# Records shown

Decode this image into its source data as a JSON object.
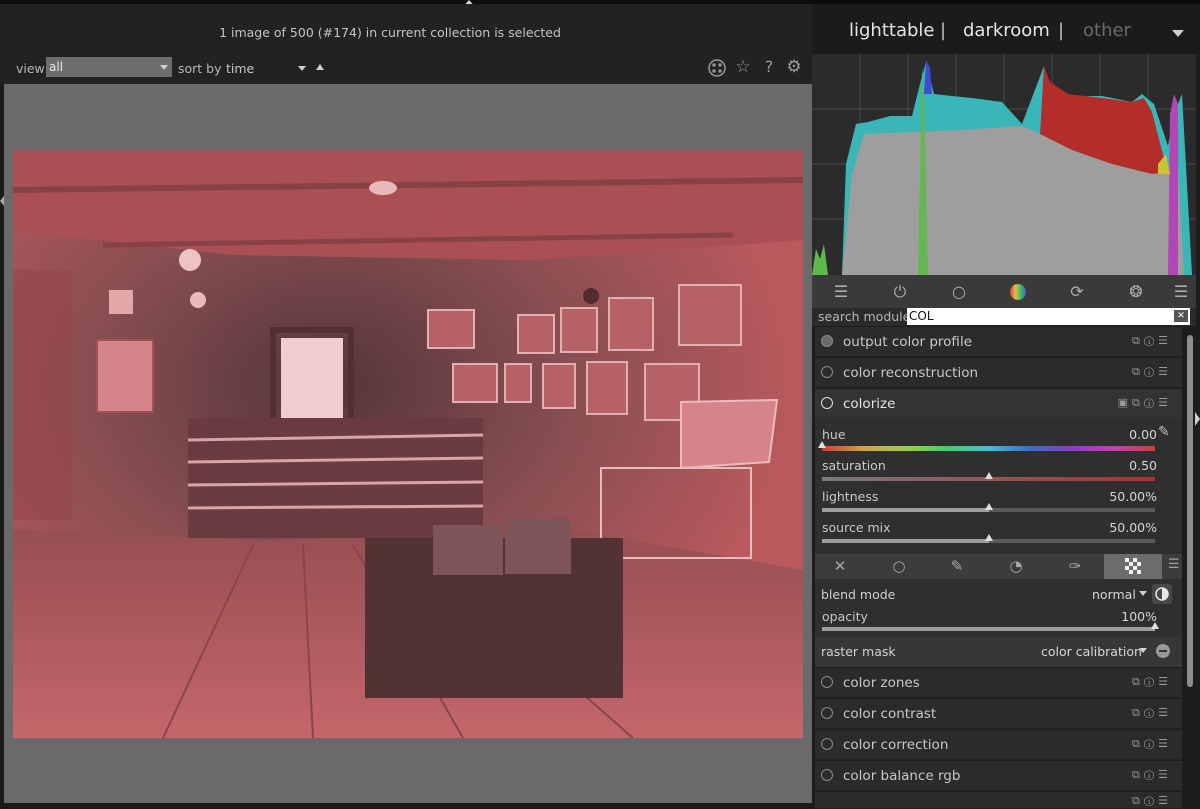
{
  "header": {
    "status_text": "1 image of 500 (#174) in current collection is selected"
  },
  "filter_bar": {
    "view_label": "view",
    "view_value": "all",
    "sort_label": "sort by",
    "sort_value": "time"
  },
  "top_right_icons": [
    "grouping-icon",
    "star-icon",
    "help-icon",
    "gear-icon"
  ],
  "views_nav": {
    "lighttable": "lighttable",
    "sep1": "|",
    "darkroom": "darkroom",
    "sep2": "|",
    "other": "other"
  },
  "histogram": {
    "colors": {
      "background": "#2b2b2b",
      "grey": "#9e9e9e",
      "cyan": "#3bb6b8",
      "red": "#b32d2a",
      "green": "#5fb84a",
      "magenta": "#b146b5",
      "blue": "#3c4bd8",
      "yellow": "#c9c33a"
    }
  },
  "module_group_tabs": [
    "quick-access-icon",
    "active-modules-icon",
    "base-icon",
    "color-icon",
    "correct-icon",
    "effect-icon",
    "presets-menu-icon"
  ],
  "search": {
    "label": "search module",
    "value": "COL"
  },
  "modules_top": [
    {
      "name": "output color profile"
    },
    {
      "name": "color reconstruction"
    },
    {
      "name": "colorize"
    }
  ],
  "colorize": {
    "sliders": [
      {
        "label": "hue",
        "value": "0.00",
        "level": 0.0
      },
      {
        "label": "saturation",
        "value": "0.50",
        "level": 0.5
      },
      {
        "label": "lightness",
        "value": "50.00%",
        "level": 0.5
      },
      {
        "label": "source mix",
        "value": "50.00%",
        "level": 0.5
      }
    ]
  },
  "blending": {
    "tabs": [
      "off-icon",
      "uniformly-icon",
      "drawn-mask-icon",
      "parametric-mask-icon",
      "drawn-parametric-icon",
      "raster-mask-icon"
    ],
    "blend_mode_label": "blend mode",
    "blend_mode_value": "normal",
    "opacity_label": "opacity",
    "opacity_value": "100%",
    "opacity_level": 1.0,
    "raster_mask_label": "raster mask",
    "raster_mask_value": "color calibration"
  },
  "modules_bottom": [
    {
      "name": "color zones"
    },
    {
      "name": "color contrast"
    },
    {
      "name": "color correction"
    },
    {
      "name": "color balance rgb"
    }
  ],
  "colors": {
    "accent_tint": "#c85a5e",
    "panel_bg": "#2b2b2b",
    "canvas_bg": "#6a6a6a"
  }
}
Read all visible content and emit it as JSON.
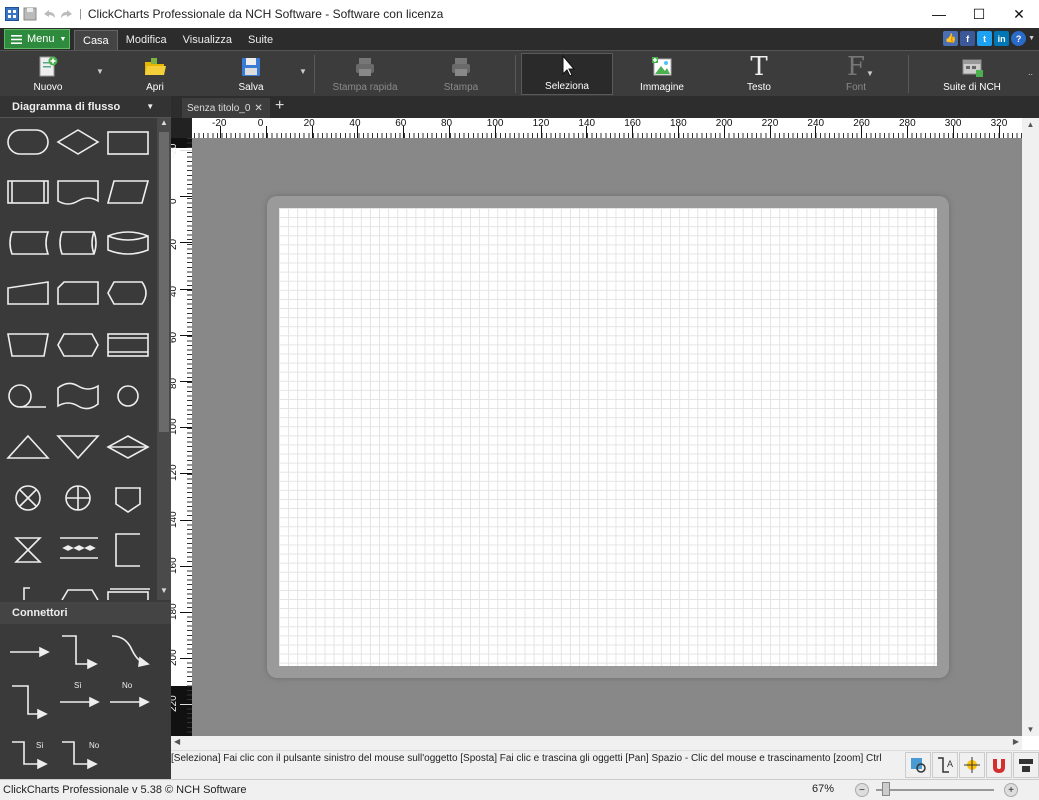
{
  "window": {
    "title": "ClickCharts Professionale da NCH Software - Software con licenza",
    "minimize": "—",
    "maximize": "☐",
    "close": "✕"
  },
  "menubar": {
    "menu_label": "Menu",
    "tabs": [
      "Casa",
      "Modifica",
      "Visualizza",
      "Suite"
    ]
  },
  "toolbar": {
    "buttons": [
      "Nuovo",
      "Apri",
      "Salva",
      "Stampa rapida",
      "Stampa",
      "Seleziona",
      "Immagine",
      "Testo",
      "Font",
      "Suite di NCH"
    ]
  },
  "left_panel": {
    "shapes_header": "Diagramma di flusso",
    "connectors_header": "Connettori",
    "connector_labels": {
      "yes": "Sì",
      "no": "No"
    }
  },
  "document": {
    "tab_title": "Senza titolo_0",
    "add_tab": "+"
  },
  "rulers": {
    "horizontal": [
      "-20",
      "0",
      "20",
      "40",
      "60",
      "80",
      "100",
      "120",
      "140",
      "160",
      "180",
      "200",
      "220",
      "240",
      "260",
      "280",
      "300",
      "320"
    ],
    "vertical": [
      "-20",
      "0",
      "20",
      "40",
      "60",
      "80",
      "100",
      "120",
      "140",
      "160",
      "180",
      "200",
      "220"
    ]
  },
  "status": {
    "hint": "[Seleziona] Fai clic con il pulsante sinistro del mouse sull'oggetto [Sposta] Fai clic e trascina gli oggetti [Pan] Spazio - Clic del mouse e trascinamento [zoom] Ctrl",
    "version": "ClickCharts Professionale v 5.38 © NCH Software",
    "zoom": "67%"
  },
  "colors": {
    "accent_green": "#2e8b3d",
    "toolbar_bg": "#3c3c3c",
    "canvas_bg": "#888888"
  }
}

# Request
Reproduce every entry exactly, but omit each picture.

# Exercise solution
Decode this image into its source data as a JSON object.
{
  "header": {
    "status_text": "1 image of 500 (#174) in current collection is selected"
  },
  "filter_bar": {
    "view_label": "view",
    "view_value": "all",
    "sort_label": "sort by",
    "sort_value": "time"
  },
  "top_right_icons": [
    "grouping-icon",
    "star-icon",
    "help-icon",
    "gear-icon"
  ],
  "views_nav": {
    "lighttable": "lighttable",
    "sep1": "|",
    "darkroom": "darkroom",
    "sep2": "|",
    "other": "other"
  },
  "histogram": {
    "colors": {
      "background": "#2b2b2b",
      "grey": "#9e9e9e",
      "cyan": "#3bb6b8",
      "red": "#b32d2a",
      "green": "#5fb84a",
      "magenta": "#b146b5",
      "blue": "#3c4bd8",
      "yellow": "#c9c33a"
    }
  },
  "module_group_tabs": [
    "quick-access-icon",
    "active-modules-icon",
    "base-icon",
    "color-icon",
    "correct-icon",
    "effect-icon",
    "presets-menu-icon"
  ],
  "search": {
    "label": "search module",
    "value": "COL"
  },
  "modules_top": [
    {
      "name": "output color profile"
    },
    {
      "name": "color reconstruction"
    },
    {
      "name": "colorize"
    }
  ],
  "colorize": {
    "sliders": [
      {
        "label": "hue",
        "value": "0.00",
        "level": 0.0
      },
      {
        "label": "saturation",
        "value": "0.50",
        "level": 0.5
      },
      {
        "label": "lightness",
        "value": "50.00%",
        "level": 0.5
      },
      {
        "label": "source mix",
        "value": "50.00%",
        "level": 0.5
      }
    ]
  },
  "blending": {
    "tabs": [
      "off-icon",
      "uniformly-icon",
      "drawn-mask-icon",
      "parametric-mask-icon",
      "drawn-parametric-icon",
      "raster-mask-icon"
    ],
    "blend_mode_label": "blend mode",
    "blend_mode_value": "normal",
    "opacity_label": "opacity",
    "opacity_value": "100%",
    "opacity_level": 1.0,
    "raster_mask_label": "raster mask",
    "raster_mask_value": "color calibration"
  },
  "modules_bottom": [
    {
      "name": "color zones"
    },
    {
      "name": "color contrast"
    },
    {
      "name": "color correction"
    },
    {
      "name": "color balance rgb"
    }
  ],
  "colors": {
    "accent_tint": "#c85a5e",
    "panel_bg": "#2b2b2b",
    "canvas_bg": "#6a6a6a"
  }
}
Read all visible content and emit it as JSON.
{
  "window": {
    "title": "ClickCharts Professionale da NCH Software - Software con licenza",
    "minimize": "—",
    "maximize": "☐",
    "close": "✕"
  },
  "menubar": {
    "menu_label": "Menu",
    "tabs": [
      "Casa",
      "Modifica",
      "Visualizza",
      "Suite"
    ]
  },
  "toolbar": {
    "buttons": [
      "Nuovo",
      "Apri",
      "Salva",
      "Stampa rapida",
      "Stampa",
      "Seleziona",
      "Immagine",
      "Testo",
      "Font",
      "Suite di NCH"
    ]
  },
  "left_panel": {
    "shapes_header": "Diagramma di flusso",
    "connectors_header": "Connettori",
    "connector_labels": {
      "yes": "Sì",
      "no": "No"
    }
  },
  "document": {
    "tab_title": "Senza titolo_0",
    "add_tab": "+"
  },
  "rulers": {
    "horizontal": [
      "-20",
      "0",
      "20",
      "40",
      "60",
      "80",
      "100",
      "120",
      "140",
      "160",
      "180",
      "200",
      "220",
      "240",
      "260",
      "280",
      "300",
      "320"
    ],
    "vertical": [
      "-20",
      "0",
      "20",
      "40",
      "60",
      "80",
      "100",
      "120",
      "140",
      "160",
      "180",
      "200",
      "220"
    ]
  },
  "status": {
    "hint": "[Seleziona] Fai clic con il pulsante sinistro del mouse sull'oggetto [Sposta] Fai clic e trascina gli oggetti [Pan] Spazio - Clic del mouse e trascinamento [zoom] Ctrl",
    "version": "ClickCharts Professionale v 5.38 © NCH Software",
    "zoom": "67%"
  },
  "colors": {
    "accent_green": "#2e8b3d",
    "toolbar_bg": "#3c3c3c",
    "canvas_bg": "#888888"
  }
}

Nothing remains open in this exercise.